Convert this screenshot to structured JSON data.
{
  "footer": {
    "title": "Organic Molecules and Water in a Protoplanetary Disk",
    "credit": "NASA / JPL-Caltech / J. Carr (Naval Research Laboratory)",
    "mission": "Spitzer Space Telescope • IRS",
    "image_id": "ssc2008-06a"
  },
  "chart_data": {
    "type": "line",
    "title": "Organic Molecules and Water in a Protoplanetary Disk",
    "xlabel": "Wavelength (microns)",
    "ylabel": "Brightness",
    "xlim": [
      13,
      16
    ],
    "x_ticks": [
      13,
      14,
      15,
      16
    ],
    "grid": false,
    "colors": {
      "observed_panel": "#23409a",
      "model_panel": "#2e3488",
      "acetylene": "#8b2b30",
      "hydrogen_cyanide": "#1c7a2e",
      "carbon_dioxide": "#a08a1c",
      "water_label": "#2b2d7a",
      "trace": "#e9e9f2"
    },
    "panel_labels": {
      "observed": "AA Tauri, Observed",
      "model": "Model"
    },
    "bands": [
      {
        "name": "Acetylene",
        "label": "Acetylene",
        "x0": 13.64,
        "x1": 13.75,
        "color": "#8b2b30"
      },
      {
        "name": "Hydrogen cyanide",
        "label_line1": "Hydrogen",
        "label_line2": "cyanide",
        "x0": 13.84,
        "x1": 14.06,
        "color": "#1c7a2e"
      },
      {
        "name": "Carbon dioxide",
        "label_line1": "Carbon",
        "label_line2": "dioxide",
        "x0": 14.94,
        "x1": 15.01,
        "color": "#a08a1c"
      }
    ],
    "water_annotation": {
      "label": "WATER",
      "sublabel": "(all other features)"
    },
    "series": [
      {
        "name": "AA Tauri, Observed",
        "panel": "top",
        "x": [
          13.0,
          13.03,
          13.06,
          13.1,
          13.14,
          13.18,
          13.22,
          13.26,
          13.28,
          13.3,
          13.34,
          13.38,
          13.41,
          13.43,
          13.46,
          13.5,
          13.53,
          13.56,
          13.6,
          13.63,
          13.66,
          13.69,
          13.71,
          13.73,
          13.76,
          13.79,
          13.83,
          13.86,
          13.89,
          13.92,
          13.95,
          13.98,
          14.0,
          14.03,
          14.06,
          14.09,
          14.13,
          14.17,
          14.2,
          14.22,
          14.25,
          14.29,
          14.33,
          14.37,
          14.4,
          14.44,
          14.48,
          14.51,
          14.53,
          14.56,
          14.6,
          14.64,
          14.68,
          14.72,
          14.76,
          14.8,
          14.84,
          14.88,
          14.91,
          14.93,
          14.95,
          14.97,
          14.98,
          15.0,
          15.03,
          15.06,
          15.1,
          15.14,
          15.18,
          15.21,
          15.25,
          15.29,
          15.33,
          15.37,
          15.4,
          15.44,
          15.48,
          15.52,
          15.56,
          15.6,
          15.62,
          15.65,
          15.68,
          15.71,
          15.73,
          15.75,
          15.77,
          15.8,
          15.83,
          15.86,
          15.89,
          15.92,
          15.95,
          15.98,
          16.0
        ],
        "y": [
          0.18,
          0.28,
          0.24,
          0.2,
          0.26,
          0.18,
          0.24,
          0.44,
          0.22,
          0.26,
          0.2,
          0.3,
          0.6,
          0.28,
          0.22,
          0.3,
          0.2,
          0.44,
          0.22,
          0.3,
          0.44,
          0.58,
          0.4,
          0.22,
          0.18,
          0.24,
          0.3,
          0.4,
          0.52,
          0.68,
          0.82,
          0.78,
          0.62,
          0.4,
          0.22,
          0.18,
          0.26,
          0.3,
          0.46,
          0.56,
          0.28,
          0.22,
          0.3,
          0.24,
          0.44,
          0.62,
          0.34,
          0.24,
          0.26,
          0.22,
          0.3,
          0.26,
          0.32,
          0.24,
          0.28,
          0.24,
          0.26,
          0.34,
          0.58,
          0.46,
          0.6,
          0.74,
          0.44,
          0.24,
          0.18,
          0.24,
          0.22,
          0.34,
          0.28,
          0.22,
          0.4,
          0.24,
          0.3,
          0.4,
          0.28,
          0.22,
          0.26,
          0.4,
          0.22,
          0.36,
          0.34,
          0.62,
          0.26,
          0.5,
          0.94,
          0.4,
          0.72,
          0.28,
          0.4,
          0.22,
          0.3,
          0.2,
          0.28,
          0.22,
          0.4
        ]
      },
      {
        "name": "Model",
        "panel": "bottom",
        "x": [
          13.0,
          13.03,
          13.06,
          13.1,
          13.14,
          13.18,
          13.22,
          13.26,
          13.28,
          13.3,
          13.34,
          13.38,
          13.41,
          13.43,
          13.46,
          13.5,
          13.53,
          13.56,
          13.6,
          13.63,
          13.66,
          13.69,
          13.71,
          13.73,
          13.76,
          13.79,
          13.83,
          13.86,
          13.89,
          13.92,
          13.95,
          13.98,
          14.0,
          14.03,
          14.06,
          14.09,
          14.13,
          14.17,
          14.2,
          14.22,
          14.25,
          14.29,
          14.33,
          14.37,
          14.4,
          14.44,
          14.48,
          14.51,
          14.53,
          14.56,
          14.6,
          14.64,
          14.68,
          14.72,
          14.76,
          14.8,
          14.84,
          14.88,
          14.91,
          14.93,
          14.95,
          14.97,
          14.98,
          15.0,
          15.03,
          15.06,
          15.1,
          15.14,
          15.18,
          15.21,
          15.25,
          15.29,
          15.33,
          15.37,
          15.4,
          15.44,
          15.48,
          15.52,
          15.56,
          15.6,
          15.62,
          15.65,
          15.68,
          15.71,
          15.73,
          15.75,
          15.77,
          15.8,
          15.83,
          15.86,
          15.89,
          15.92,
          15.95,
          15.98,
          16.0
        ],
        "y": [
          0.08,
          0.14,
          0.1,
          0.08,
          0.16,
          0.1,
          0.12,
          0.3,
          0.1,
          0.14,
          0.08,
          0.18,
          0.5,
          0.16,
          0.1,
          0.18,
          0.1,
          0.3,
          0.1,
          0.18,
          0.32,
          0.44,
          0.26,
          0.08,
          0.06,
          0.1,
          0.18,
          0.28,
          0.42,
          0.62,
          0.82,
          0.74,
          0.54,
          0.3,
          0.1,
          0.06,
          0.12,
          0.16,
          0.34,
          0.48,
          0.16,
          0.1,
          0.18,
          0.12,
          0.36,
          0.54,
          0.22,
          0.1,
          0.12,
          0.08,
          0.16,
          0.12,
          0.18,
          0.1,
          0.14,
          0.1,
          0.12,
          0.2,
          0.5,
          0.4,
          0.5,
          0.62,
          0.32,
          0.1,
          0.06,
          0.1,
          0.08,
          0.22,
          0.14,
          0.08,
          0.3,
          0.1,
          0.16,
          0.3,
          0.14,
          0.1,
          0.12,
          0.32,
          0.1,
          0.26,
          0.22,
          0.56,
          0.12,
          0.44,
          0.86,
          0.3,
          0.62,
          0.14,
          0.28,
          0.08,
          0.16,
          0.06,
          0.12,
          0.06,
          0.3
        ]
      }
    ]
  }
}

************

### Work required
Using the material above, print every entry exactly as written.

### Correct answer
Convert this screenshot to structured JSON data.
{
  "footer": {
    "title": "Organic Molecules and Water in a Protoplanetary Disk",
    "credit": "NASA / JPL-Caltech / J. Carr (Naval Research Laboratory)",
    "mission": "Spitzer Space Telescope • IRS",
    "image_id": "ssc2008-06a"
  },
  "chart_data": {
    "type": "line",
    "title": "Organic Molecules and Water in a Protoplanetary Disk",
    "xlabel": "Wavelength (microns)",
    "ylabel": "Brightness",
    "xlim": [
      13,
      16
    ],
    "x_ticks": [
      13,
      14,
      15,
      16
    ],
    "grid": false,
    "colors": {
      "observed_panel": "#23409a",
      "model_panel": "#2e3488",
      "acetylene": "#8b2b30",
      "hydrogen_cyanide": "#1c7a2e",
      "carbon_dioxide": "#a08a1c",
      "water_label": "#2b2d7a",
      "trace": "#e9e9f2"
    },
    "panel_labels": {
      "observed": "AA Tauri, Observed",
      "model": "Model"
    },
    "bands": [
      {
        "name": "Acetylene",
        "label": "Acetylene",
        "x0": 13.64,
        "x1": 13.75,
        "color": "#8b2b30"
      },
      {
        "name": "Hydrogen cyanide",
        "label_line1": "Hydrogen",
        "label_line2": "cyanide",
        "x0": 13.84,
        "x1": 14.06,
        "color": "#1c7a2e"
      },
      {
        "name": "Carbon dioxide",
        "label_line1": "Carbon",
        "label_line2": "dioxide",
        "x0": 14.94,
        "x1": 15.01,
        "color": "#a08a1c"
      }
    ],
    "water_annotation": {
      "label": "WATER",
      "sublabel": "(all other features)"
    },
    "series": [
      {
        "name": "AA Tauri, Observed",
        "panel": "top",
        "x": [
          13.0,
          13.03,
          13.06,
          13.1,
          13.14,
          13.18,
          13.22,
          13.26,
          13.28,
          13.3,
          13.34,
          13.38,
          13.41,
          13.43,
          13.46,
          13.5,
          13.53,
          13.56,
          13.6,
          13.63,
          13.66,
          13.69,
          13.71,
          13.73,
          13.76,
          13.79,
          13.83,
          13.86,
          13.89,
          13.92,
          13.95,
          13.98,
          14.0,
          14.03,
          14.06,
          14.09,
          14.13,
          14.17,
          14.2,
          14.22,
          14.25,
          14.29,
          14.33,
          14.37,
          14.4,
          14.44,
          14.48,
          14.51,
          14.53,
          14.56,
          14.6,
          14.64,
          14.68,
          14.72,
          14.76,
          14.8,
          14.84,
          14.88,
          14.91,
          14.93,
          14.95,
          14.97,
          14.98,
          15.0,
          15.03,
          15.06,
          15.1,
          15.14,
          15.18,
          15.21,
          15.25,
          15.29,
          15.33,
          15.37,
          15.4,
          15.44,
          15.48,
          15.52,
          15.56,
          15.6,
          15.62,
          15.65,
          15.68,
          15.71,
          15.73,
          15.75,
          15.77,
          15.8,
          15.83,
          15.86,
          15.89,
          15.92,
          15.95,
          15.98,
          16.0
        ],
        "y": [
          0.18,
          0.28,
          0.24,
          0.2,
          0.26,
          0.18,
          0.24,
          0.44,
          0.22,
          0.26,
          0.2,
          0.3,
          0.6,
          0.28,
          0.22,
          0.3,
          0.2,
          0.44,
          0.22,
          0.3,
          0.44,
          0.58,
          0.4,
          0.22,
          0.18,
          0.24,
          0.3,
          0.4,
          0.52,
          0.68,
          0.82,
          0.78,
          0.62,
          0.4,
          0.22,
          0.18,
          0.26,
          0.3,
          0.46,
          0.56,
          0.28,
          0.22,
          0.3,
          0.24,
          0.44,
          0.62,
          0.34,
          0.24,
          0.26,
          0.22,
          0.3,
          0.26,
          0.32,
          0.24,
          0.28,
          0.24,
          0.26,
          0.34,
          0.58,
          0.46,
          0.6,
          0.74,
          0.44,
          0.24,
          0.18,
          0.24,
          0.22,
          0.34,
          0.28,
          0.22,
          0.4,
          0.24,
          0.3,
          0.4,
          0.28,
          0.22,
          0.26,
          0.4,
          0.22,
          0.36,
          0.34,
          0.62,
          0.26,
          0.5,
          0.94,
          0.4,
          0.72,
          0.28,
          0.4,
          0.22,
          0.3,
          0.2,
          0.28,
          0.22,
          0.4
        ]
      },
      {
        "name": "Model",
        "panel": "bottom",
        "x": [
          13.0,
          13.03,
          13.06,
          13.1,
          13.14,
          13.18,
          13.22,
          13.26,
          13.28,
          13.3,
          13.34,
          13.38,
          13.41,
          13.43,
          13.46,
          13.5,
          13.53,
          13.56,
          13.6,
          13.63,
          13.66,
          13.69,
          13.71,
          13.73,
          13.76,
          13.79,
          13.83,
          13.86,
          13.89,
          13.92,
          13.95,
          13.98,
          14.0,
          14.03,
          14.06,
          14.09,
          14.13,
          14.17,
          14.2,
          14.22,
          14.25,
          14.29,
          14.33,
          14.37,
          14.4,
          14.44,
          14.48,
          14.51,
          14.53,
          14.56,
          14.6,
          14.64,
          14.68,
          14.72,
          14.76,
          14.8,
          14.84,
          14.88,
          14.91,
          14.93,
          14.95,
          14.97,
          14.98,
          15.0,
          15.03,
          15.06,
          15.1,
          15.14,
          15.18,
          15.21,
          15.25,
          15.29,
          15.33,
          15.37,
          15.4,
          15.44,
          15.48,
          15.52,
          15.56,
          15.6,
          15.62,
          15.65,
          15.68,
          15.71,
          15.73,
          15.75,
          15.77,
          15.8,
          15.83,
          15.86,
          15.89,
          15.92,
          15.95,
          15.98,
          16.0
        ],
        "y": [
          0.08,
          0.14,
          0.1,
          0.08,
          0.16,
          0.1,
          0.12,
          0.3,
          0.1,
          0.14,
          0.08,
          0.18,
          0.5,
          0.16,
          0.1,
          0.18,
          0.1,
          0.3,
          0.1,
          0.18,
          0.32,
          0.44,
          0.26,
          0.08,
          0.06,
          0.1,
          0.18,
          0.28,
          0.42,
          0.62,
          0.82,
          0.74,
          0.54,
          0.3,
          0.1,
          0.06,
          0.12,
          0.16,
          0.34,
          0.48,
          0.16,
          0.1,
          0.18,
          0.12,
          0.36,
          0.54,
          0.22,
          0.1,
          0.12,
          0.08,
          0.16,
          0.12,
          0.18,
          0.1,
          0.14,
          0.1,
          0.12,
          0.2,
          0.5,
          0.4,
          0.5,
          0.62,
          0.32,
          0.1,
          0.06,
          0.1,
          0.08,
          0.22,
          0.14,
          0.08,
          0.3,
          0.1,
          0.16,
          0.3,
          0.14,
          0.1,
          0.12,
          0.32,
          0.1,
          0.26,
          0.22,
          0.56,
          0.12,
          0.44,
          0.86,
          0.3,
          0.62,
          0.14,
          0.28,
          0.08,
          0.16,
          0.06,
          0.12,
          0.06,
          0.3
        ]
      }
    ]
  }
}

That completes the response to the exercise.